● Selected text:
● ● ● ● ●

Jumat, 04 Maret 2016

Coptic headmistress denied promotion "for being Christian"

Coptic headmistress denied promotion "for being Christian"

By Jeremy Reynalds, Senior Correspondent, ASSIST News Service (jeremyreynalds@gmail.com )
The Egyptian headmistressCAIRO, EGYPT (ANS-March 4, 2016) -- An Egyptian headmistress [school principal] is not being allowed to start her new job "because she's a Christian."
According to a story by World Watch Monitor (WWM), that’s the claim surrounding the case of Mervat Sefein, a vocational teacher in Beni Mazar, a town of Minya, 220 km south of Cairo.
Sefein was included on a Feb. 8 Egyptian Ministry of Education (MoE) promotion directive, but could not assume her new position due to “student protests.”
The other candidates named in the directive took up their new senior school posts across the province of Minya's nine regional centers, except for Sefein, whose promotion is still in limbo.
Since 2011, the Coptic teacher has been working as a deputy headmistress in Beni Mazar Boys Vocational School. But under the new directive, she was to move to a higher post in the town's girls school.
When word spread that the Christian teacher was going to be headmistress, the girls protested, demanding their current Muslim headmaster remain in the position.
Police were called in amid shouts of, “We don't want the Christian teacher!” claimed Christian news sources, suggesting the girls were goaded into this by “some with vested interest in keeping the situation as it is,” said Coptic news site Watani.
Through a compromise brokered by the education authorities, she was to be instead promoted at her current boys school. But then the same scenario was repeated, this time by the boys.
WWM said The Ministry of Education has denied this has anything to do with 'sectarianism.'
“Other Christians were promoted. Staff, students and parents were almost unanimously opposed to Mervat taking up the post. Some of the more prominent opposing voices came from Christian fellow teachers at the school,” said MoE Minya Undersecretary Ramadan Abdulhamid.
Egyptian schoolgirls who protested against the teacher“If there were any intention to exclude her as a Christian, her name would not have come up in the directive to start with, WWM said Abdulhamid added, suggesting there was a number of complaints against her relating to a period she spent as a headmistress at the girls school back in 2010.
“That time left some still bitter to date” WWM reported he said on the Egyptian 10PM talk chat show broadcast by mainstream Dream TV.
But Sefein strongly disagrees.
"I had been vetted by both security forces and the MoE before the decision to promote me was taken. No grounds were found then, none, to render me ineligible to the post.”
She added, “Now that the girls (and later the boys) have protested-they don't even know me! But a show was being put up, even before I came to take up post. Someone must have told them something," said Sefein on both Dream TV and Watani.
The latter suggested her predecessor, aiming to keep himself as headmaster, could be behind this.
WWM was unable to determine that the slogans used by the students during their protest were overtly anti-Christian, as claimed by some Egyptian media. However, a number of cases suggest prejudice on religious grounds continues to be rampant in the country.
A pattern of prejudice?

● ● ● ● ●

● Extracted entries:
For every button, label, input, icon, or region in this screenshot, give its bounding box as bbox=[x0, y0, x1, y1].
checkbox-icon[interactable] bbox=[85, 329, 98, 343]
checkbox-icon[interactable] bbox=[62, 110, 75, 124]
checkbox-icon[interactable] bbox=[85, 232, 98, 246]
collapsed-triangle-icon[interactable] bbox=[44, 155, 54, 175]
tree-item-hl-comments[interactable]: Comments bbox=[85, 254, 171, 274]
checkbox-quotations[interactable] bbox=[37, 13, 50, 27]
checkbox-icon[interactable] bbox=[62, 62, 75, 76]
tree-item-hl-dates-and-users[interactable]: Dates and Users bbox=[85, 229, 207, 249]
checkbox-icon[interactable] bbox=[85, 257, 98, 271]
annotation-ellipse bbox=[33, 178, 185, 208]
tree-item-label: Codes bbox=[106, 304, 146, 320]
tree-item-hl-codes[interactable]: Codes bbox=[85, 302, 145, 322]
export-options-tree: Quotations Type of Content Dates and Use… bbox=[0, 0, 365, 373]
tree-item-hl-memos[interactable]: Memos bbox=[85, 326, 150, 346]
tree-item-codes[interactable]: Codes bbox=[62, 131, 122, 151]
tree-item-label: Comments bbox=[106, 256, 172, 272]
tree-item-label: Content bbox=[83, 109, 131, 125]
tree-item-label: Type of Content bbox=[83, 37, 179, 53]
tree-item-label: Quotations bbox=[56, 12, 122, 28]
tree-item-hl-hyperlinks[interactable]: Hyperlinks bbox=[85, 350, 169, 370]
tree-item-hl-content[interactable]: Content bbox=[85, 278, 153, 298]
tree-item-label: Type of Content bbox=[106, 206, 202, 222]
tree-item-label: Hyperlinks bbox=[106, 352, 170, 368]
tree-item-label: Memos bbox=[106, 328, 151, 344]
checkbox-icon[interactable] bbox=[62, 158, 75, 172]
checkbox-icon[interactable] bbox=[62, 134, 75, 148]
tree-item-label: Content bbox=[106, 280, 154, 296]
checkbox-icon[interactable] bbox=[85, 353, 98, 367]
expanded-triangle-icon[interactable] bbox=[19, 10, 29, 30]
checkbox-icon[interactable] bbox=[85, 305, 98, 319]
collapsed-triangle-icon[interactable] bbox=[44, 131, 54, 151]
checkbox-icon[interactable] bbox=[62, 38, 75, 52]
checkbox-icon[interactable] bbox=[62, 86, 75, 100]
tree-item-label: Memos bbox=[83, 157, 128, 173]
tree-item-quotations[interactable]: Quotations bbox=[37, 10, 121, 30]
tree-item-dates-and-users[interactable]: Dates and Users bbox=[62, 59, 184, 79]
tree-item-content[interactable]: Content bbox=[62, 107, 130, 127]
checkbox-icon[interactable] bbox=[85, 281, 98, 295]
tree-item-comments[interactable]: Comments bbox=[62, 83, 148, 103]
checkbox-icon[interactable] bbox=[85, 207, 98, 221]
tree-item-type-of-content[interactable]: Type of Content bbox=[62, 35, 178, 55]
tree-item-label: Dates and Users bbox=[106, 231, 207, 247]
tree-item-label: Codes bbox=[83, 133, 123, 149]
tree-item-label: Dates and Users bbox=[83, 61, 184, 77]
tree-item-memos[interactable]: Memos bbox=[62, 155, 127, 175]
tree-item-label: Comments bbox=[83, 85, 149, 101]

● ● ● ● ●

● Things to do:
1 – Reproduce the stretch of the headmistress article from "Egyptian schoolgirls who" through "Sefein strongly disagrees.".
2 – Answer these questions from the headmistress article:
(a) How far south of Cairo is Beni Mazar?
(b) Since what year has Sefein been a deputy headmistress at Beni Mazar Boys Vocational School?
(c) Which channel broadcast the 10PM talk show?
None of the rows are needed here.

● Final results:
1 –
Egyptian schoolgirls who protested against the teacher“If there were any intention to exclude her as a Christian, her name would not have come up in the directive to start with, WWM said Abdulhamid added, suggesting there was a number of complaints against her relating to a period she spent as a headmistress at the girls school back in 2010.
“That time left some still bitter to date” WWM reported he said on the Egyptian 10PM talk chat show broadcast by mainstream Dream TV.
But Sefein strongly disagrees.

2 –
(a) 220 km
(b) 2011
(c) Dream TV